# WRITTEN REQUEST:
Copy out every line exactly as given.

# INPUT DATA:
□ □ □ □ □ □ □

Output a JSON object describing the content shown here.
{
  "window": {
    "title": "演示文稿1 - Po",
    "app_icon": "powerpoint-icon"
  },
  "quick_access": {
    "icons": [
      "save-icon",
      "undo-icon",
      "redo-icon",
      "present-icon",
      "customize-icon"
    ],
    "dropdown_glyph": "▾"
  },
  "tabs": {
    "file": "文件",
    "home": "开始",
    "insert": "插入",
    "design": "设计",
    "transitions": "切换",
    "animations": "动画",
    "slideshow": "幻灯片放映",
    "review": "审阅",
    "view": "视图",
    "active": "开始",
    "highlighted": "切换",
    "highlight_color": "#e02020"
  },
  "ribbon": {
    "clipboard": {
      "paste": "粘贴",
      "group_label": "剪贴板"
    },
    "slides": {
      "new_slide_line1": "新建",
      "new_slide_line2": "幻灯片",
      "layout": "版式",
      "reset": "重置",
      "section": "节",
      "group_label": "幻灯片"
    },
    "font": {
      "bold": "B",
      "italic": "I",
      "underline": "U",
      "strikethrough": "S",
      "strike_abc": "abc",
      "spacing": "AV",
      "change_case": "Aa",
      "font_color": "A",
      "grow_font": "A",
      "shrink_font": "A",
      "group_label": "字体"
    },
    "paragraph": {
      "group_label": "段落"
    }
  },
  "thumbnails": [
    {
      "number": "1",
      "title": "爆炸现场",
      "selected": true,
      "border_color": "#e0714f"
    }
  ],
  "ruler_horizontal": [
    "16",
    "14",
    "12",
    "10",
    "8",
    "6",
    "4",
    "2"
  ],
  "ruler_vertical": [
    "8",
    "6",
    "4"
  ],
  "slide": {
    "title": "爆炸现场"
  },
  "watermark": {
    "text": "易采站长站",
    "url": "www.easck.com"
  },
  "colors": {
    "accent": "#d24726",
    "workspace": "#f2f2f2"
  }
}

□ □ □ □ □ □ □

# SOLVED EXERCISE:
Output a JSON object describing the content shown here.
{
  "window": {
    "title": "演示文稿1 - Po",
    "app_icon": "powerpoint-icon"
  },
  "quick_access": {
    "icons": [
      "save-icon",
      "undo-icon",
      "redo-icon",
      "present-icon",
      "customize-icon"
    ],
    "dropdown_glyph": "▾"
  },
  "tabs": {
    "file": "文件",
    "home": "开始",
    "insert": "插入",
    "design": "设计",
    "transitions": "切换",
    "animations": "动画",
    "slideshow": "幻灯片放映",
    "review": "审阅",
    "view": "视图",
    "active": "开始",
    "highlighted": "切换",
    "highlight_color": "#e02020"
  },
  "ribbon": {
    "clipboard": {
      "paste": "粘贴",
      "group_label": "剪贴板"
    },
    "slides": {
      "new_slide_line1": "新建",
      "new_slide_line2": "幻灯片",
      "layout": "版式",
      "reset": "重置",
      "section": "节",
      "group_label": "幻灯片"
    },
    "font": {
      "bold": "B",
      "italic": "I",
      "underline": "U",
      "strikethrough": "S",
      "strike_abc": "abc",
      "spacing": "AV",
      "change_case": "Aa",
      "font_color": "A",
      "grow_font": "A",
      "shrink_font": "A",
      "group_label": "字体"
    },
    "paragraph": {
      "group_label": "段落"
    }
  },
  "thumbnails": [
    {
      "number": "1",
      "title": "爆炸现场",
      "selected": true,
      "border_color": "#e0714f"
    }
  ],
  "ruler_horizontal": [
    "16",
    "14",
    "12",
    "10",
    "8",
    "6",
    "4",
    "2"
  ],
  "ruler_vertical": [
    "8",
    "6",
    "4"
  ],
  "slide": {
    "title": "爆炸现场"
  },
  "watermark": {
    "text": "易采站长站",
    "url": "www.easck.com"
  },
  "colors": {
    "accent": "#d24726",
    "workspace": "#f2f2f2"
  }
}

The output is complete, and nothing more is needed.